In the listing below, change every "arrow-right-icon" to "arrow-icon" and leave everything else as it is.

-- Start of Data to use --

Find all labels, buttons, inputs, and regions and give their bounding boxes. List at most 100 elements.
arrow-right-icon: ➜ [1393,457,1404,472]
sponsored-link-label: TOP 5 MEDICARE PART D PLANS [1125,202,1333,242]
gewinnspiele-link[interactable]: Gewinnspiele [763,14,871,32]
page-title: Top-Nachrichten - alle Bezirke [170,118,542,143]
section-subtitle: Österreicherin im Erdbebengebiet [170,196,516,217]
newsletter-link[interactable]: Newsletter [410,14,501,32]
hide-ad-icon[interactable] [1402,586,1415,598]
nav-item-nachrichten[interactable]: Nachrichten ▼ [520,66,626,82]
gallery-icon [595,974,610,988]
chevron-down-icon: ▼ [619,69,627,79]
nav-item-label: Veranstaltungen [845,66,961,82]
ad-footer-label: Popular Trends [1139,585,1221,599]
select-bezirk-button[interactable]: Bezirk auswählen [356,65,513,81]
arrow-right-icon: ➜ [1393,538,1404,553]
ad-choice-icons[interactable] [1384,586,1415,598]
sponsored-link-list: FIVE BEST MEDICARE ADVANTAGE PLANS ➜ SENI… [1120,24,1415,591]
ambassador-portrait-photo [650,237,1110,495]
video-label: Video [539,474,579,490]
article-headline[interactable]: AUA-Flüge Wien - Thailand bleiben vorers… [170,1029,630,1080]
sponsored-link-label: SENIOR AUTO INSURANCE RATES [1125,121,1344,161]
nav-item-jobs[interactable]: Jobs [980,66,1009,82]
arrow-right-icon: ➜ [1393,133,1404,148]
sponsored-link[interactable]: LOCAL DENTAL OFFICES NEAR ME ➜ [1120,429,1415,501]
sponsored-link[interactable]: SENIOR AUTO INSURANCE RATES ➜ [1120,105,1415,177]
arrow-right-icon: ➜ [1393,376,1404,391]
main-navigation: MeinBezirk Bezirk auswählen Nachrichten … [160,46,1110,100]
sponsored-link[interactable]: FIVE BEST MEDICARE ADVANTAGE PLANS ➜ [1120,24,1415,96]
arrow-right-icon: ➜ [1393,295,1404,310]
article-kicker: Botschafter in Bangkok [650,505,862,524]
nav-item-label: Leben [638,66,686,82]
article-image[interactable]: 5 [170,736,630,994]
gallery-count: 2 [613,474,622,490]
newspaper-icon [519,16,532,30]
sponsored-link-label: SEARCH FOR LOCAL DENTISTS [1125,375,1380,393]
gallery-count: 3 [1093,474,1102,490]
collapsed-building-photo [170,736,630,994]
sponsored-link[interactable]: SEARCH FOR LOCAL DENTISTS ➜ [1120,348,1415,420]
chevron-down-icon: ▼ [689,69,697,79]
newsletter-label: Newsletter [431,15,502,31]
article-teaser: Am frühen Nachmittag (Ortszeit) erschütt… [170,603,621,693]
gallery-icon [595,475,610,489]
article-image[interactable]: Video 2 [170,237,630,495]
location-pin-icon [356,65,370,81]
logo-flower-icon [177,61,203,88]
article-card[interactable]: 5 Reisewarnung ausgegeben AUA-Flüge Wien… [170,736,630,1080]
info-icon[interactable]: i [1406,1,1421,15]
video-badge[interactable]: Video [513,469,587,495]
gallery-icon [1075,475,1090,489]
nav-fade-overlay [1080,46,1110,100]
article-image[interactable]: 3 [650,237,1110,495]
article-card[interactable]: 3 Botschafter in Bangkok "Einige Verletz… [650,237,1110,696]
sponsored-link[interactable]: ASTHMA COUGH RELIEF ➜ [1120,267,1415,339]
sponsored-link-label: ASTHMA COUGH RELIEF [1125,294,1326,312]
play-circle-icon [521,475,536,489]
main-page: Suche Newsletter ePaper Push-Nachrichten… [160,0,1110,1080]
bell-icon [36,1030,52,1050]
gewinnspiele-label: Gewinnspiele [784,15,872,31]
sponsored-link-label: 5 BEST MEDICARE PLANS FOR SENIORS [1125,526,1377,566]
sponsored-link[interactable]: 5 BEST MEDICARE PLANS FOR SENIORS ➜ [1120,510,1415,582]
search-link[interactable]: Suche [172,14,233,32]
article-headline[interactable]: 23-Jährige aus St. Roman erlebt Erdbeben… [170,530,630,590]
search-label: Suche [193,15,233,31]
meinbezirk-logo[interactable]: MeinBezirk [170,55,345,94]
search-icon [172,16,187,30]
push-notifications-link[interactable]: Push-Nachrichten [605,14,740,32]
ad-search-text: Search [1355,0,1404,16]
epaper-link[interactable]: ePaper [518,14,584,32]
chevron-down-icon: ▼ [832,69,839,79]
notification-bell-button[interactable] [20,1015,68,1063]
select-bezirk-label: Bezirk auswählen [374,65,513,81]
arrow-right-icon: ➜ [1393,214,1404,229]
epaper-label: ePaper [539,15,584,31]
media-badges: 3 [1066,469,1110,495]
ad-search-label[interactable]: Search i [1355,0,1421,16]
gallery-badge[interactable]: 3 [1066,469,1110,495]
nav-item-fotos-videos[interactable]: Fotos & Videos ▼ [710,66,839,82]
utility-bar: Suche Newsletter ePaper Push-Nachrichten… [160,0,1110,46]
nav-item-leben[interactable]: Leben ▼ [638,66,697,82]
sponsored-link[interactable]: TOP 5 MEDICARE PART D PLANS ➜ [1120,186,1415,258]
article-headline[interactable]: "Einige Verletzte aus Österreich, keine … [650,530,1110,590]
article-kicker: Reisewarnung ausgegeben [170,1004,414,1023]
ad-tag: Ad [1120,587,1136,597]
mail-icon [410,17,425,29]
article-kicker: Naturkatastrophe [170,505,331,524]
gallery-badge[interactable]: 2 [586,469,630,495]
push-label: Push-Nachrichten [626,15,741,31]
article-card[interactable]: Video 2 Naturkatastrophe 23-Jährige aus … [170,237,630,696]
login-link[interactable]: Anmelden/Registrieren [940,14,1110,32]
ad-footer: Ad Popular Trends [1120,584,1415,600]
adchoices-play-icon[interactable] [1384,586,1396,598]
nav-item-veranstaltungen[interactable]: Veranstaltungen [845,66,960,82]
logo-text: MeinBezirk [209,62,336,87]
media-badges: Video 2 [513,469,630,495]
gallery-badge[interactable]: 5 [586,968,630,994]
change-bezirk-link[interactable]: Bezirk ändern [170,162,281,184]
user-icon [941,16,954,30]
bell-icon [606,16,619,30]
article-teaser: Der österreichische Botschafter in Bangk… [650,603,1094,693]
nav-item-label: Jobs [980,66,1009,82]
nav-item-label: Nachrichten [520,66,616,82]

-- End of Data to use --

Result:
Find all labels, buttons, inputs, and regions and give their bounding boxes. List at most 100 elements.
arrow-icon: ➜ [1393,457,1404,472]
sponsored-link-label: TOP 5 MEDICARE PART D PLANS [1125,202,1333,242]
gewinnspiele-link[interactable]: Gewinnspiele [763,14,871,32]
page-title: Top-Nachrichten - alle Bezirke [170,118,542,143]
section-subtitle: Österreicherin im Erdbebengebiet [170,196,516,217]
newsletter-link[interactable]: Newsletter [410,14,501,32]
hide-ad-icon[interactable] [1402,586,1415,598]
nav-item-nachrichten[interactable]: Nachrichten ▼ [520,66,626,82]
gallery-icon [595,974,610,988]
chevron-down-icon: ▼ [619,69,627,79]
nav-item-label: Veranstaltungen [845,66,961,82]
ad-footer-label: Popular Trends [1139,585,1221,599]
select-bezirk-button[interactable]: Bezirk auswählen [356,65,513,81]
arrow-icon: ➜ [1393,538,1404,553]
ad-choice-icons[interactable] [1384,586,1415,598]
sponsored-link-list: FIVE BEST MEDICARE ADVANTAGE PLANS ➜ SENI… [1120,24,1415,591]
ambassador-portrait-photo [650,237,1110,495]
video-label: Video [539,474,579,490]
article-headline[interactable]: AUA-Flüge Wien - Thailand bleiben vorers… [170,1029,630,1080]
sponsored-link-label: SENIOR AUTO INSURANCE RATES [1125,121,1344,161]
nav-item-jobs[interactable]: Jobs [980,66,1009,82]
arrow-icon: ➜ [1393,133,1404,148]
sponsored-link[interactable]: LOCAL DENTAL OFFICES NEAR ME ➜ [1120,429,1415,501]
sponsored-link[interactable]: SENIOR AUTO INSURANCE RATES ➜ [1120,105,1415,177]
arrow-icon: ➜ [1393,376,1404,391]
main-navigation: MeinBezirk Bezirk auswählen Nachrichten … [160,46,1110,100]
sponsored-link[interactable]: FIVE BEST MEDICARE ADVANTAGE PLANS ➜ [1120,24,1415,96]
arrow-icon: ➜ [1393,295,1404,310]
article-kicker: Botschafter in Bangkok [650,505,862,524]
nav-item-label: Leben [638,66,686,82]
article-image[interactable]: 5 [170,736,630,994]
gallery-count: 2 [613,474,622,490]
newspaper-icon [519,16,532,30]
sponsored-link-label: SEARCH FOR LOCAL DENTISTS [1125,375,1380,393]
gallery-count: 3 [1093,474,1102,490]
collapsed-building-photo [170,736,630,994]
sponsored-link[interactable]: SEARCH FOR LOCAL DENTISTS ➜ [1120,348,1415,420]
chevron-down-icon: ▼ [689,69,697,79]
newsletter-label: Newsletter [431,15,502,31]
article-teaser: Am frühen Nachmittag (Ortszeit) erschütt… [170,603,621,693]
gallery-icon [595,475,610,489]
article-image[interactable]: Video 2 [170,237,630,495]
location-pin-icon [356,65,370,81]
logo-flower-icon [177,61,203,88]
article-card[interactable]: 5 Reisewarnung ausgegeben AUA-Flüge Wien… [170,736,630,1080]
info-icon[interactable]: i [1406,1,1421,15]
video-badge[interactable]: Video [513,469,587,495]
gallery-icon [1075,475,1090,489]
nav-fade-overlay [1080,46,1110,100]
article-image[interactable]: 3 [650,237,1110,495]
article-card[interactable]: 3 Botschafter in Bangkok "Einige Verletz… [650,237,1110,696]
sponsored-link[interactable]: ASTHMA COUGH RELIEF ➜ [1120,267,1415,339]
sponsored-link-label: ASTHMA COUGH RELIEF [1125,294,1326,312]
play-circle-icon [521,475,536,489]
main-page: Suche Newsletter ePaper Push-Nachrichten… [160,0,1110,1080]
bell-icon [36,1030,52,1050]
gewinnspiele-label: Gewinnspiele [784,15,872,31]
sponsored-link-label: 5 BEST MEDICARE PLANS FOR SENIORS [1125,526,1377,566]
sponsored-link[interactable]: 5 BEST MEDICARE PLANS FOR SENIORS ➜ [1120,510,1415,582]
search-link[interactable]: Suche [172,14,233,32]
article-headline[interactable]: 23-Jährige aus St. Roman erlebt Erdbeben… [170,530,630,590]
search-label: Suche [193,15,233,31]
meinbezirk-logo[interactable]: MeinBezirk [170,55,345,94]
search-icon [172,16,187,30]
push-notifications-link[interactable]: Push-Nachrichten [605,14,740,32]
ad-search-text: Search [1355,0,1404,16]
epaper-link[interactable]: ePaper [518,14,584,32]
chevron-down-icon: ▼ [832,69,839,79]
notification-bell-button[interactable] [20,1015,68,1063]
select-bezirk-label: Bezirk auswählen [374,65,513,81]
arrow-icon: ➜ [1393,214,1404,229]
epaper-label: ePaper [539,15,584,31]
media-badges: 3 [1066,469,1110,495]
ad-search-label[interactable]: Search i [1355,0,1421,16]
gallery-badge[interactable]: 3 [1066,469,1110,495]
nav-item-fotos-videos[interactable]: Fotos & Videos ▼ [710,66,839,82]
utility-bar: Suche Newsletter ePaper Push-Nachrichten… [160,0,1110,46]
nav-item-leben[interactable]: Leben ▼ [638,66,697,82]
sponsored-link[interactable]: TOP 5 MEDICARE PART D PLANS ➜ [1120,186,1415,258]
article-headline[interactable]: "Einige Verletzte aus Österreich, keine … [650,530,1110,590]
article-kicker: Reisewarnung ausgegeben [170,1004,414,1023]
ad-tag: Ad [1120,587,1136,597]
mail-icon [410,17,425,29]
article-kicker: Naturkatastrophe [170,505,331,524]
gallery-badge[interactable]: 2 [586,469,630,495]
push-label: Push-Nachrichten [626,15,741,31]
article-card[interactable]: Video 2 Naturkatastrophe 23-Jährige aus … [170,237,630,696]
login-link[interactable]: Anmelden/Registrieren [940,14,1110,32]
ad-footer: Ad Popular Trends [1120,584,1415,600]
adchoices-play-icon[interactable] [1384,586,1396,598]
nav-item-veranstaltungen[interactable]: Veranstaltungen [845,66,960,82]
logo-text: MeinBezirk [209,62,336,87]
media-badges: Video 2 [513,469,630,495]
gallery-badge[interactable]: 5 [586,968,630,994]
change-bezirk-link[interactable]: Bezirk ändern [170,162,281,184]
user-icon [941,16,954,30]
bell-icon [606,16,619,30]
article-teaser: Der österreichische Botschafter in Bangk… [650,603,1094,693]
nav-item-label: Jobs [980,66,1009,82]
nav-item-label: Nachrichten [520,66,616,82]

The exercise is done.